# Start of Document extract
For random local Clifford shadows, the variance of the estimator is bounded by:

$$\text{Var}[\hat{o}] \leq \frac{4^k}{M}$$

where:
- $k$ = support size (number of non-identity Paulis)
- $M$ = number of shadows

### Why $4^k$?

- Each non-identity Pauli can contribute $\pm 3$ when compatible
- The probability of being compatible is $1/3$ per qubit
- The variance of a single shadow's contribution is $O(9^k \cdot (1/3)^k) = O(3^k)$
- The theoretical bound is $4^k$ (slightly looser for simplicity)

### Confidence Intervals

Using the normal approximation (valid for large M):

$$\text{CI}_{95\%} = \bar{o} \pm 1.96 \cdot \frac{\sigma}{\sqrt{M}}$$

In [None]:
from scipy import stats

def compute_confidence_interval(
    mean: float,
    variance: float,
    n_samples: int,
    confidence: float = 0.95
) -> tuple:
    """
    Compute confidence interval using normal approximation.
    """
    std_error = np.sqrt(variance / n_samples)
    z_score = stats.norm.ppf((1 + confidence) / 2)
    
    ci_lower = mean - z_score * std_error
    ci_upper = mean + z_score * std_error
    
    return (ci_lower, ci_upper)


def variance_bound(pauli_string: str, shadow_size: int) -> float:
    """
    Compute theoretical variance bound for a Pauli observable.
    
    Var <= 4^k / M, where k is the support size.
    """
    support_size = sum(1 for p in pauli_string if p != 'I')
    return (4 ** support_size) / shadow_size


print("Confidence Intervals and Variance Analysis:")
print("=" * 90)
print(f"{'Observable':<12} {'Support':<8} {'Var Bound':<12} {'Actual Var':<12} {'95% CI':<25} {'Contains Truth?'}")
print("-" * 90)

for obs_str, expected in GROUND_TRUTH.items():
    result = estimate_observable_from_shadows(
        obs_str, measurement_bases, measurement_outcomes
    )
# End of Document extract
# Start of Data segment
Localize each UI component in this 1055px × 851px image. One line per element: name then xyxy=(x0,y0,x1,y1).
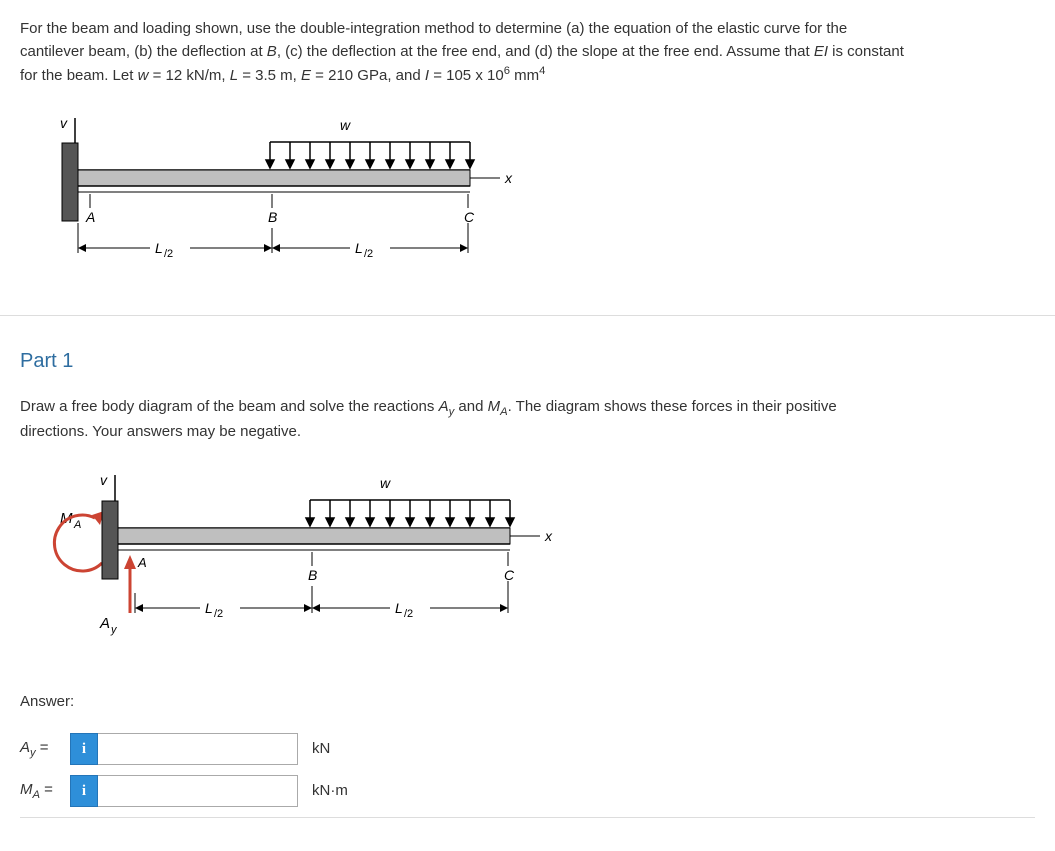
# End of Data segment
In the excerpt on variance bounds for classical shadows, which column headings does the code print for its results table? List all of them.

Solution to the exercise - Observable, Support, Var Bound, Actual Var, 95% CI, Contains Truth?